## Start

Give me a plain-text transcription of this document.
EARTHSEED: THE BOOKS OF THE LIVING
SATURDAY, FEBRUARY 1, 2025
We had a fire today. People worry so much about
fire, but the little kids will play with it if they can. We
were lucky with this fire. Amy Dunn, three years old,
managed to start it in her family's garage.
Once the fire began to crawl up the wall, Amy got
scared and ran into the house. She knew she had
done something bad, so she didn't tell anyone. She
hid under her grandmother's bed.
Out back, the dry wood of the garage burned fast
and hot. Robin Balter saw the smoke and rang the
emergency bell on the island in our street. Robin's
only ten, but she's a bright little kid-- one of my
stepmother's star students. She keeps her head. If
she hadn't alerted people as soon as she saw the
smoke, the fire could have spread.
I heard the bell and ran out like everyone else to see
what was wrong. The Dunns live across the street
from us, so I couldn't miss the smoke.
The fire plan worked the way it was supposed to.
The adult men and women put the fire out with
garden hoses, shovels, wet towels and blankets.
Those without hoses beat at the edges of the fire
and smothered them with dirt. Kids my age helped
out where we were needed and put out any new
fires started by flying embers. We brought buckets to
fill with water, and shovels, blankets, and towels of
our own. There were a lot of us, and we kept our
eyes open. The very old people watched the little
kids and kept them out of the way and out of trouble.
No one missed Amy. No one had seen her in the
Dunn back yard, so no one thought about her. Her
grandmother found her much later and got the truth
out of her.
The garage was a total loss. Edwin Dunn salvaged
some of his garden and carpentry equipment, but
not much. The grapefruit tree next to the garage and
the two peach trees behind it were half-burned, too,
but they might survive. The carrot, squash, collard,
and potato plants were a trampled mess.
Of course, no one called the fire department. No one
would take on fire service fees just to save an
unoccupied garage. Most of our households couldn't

## End

▸ **What you are asked to do**
Every entry must be quoted exactly as it appears above.

▸ **Response**
Give me a plain-text transcription of this document.
EARTHSEED: THE BOOKS OF THE LIVING
SATURDAY, FEBRUARY 1, 2025
We had a fire today. People worry so much about
fire, but the little kids will play with it if they can. We
were lucky with this fire. Amy Dunn, three years old,
managed to start it in her family's garage.
Once the fire began to crawl up the wall, Amy got
scared and ran into the house. She knew she had
done something bad, so she didn't tell anyone. She
hid under her grandmother's bed.
Out back, the dry wood of the garage burned fast
and hot. Robin Balter saw the smoke and rang the
emergency bell on the island in our street. Robin's
only ten, but she's a bright little kid-- one of my
stepmother's star students. She keeps her head. If
she hadn't alerted people as soon as she saw the
smoke, the fire could have spread.
I heard the bell and ran out like everyone else to see
what was wrong. The Dunns live across the street
from us, so I couldn't miss the smoke.
The fire plan worked the way it was supposed to.
The adult men and women put the fire out with
garden hoses, shovels, wet towels and blankets.
Those without hoses beat at the edges of the fire
and smothered them with dirt. Kids my age helped
out where we were needed and put out any new
fires started by flying embers. We brought buckets to
fill with water, and shovels, blankets, and towels of
our own. There were a lot of us, and we kept our
eyes open. The very old people watched the little
kids and kept them out of the way and out of trouble.
No one missed Amy. No one had seen her in the
Dunn back yard, so no one thought about her. Her
grandmother found her much later and got the truth
out of her.
The garage was a total loss. Edwin Dunn salvaged
some of his garden and carpentry equipment, but
not much. The grapefruit tree next to the garage and
the two peach trees behind it were half-burned, too,
but they might survive. The carrot, squash, collard,
and potato plants were a trampled mess.
Of course, no one called the fire department. No one
would take on fire service fees just to save an
unoccupied garage. Most of our households couldn't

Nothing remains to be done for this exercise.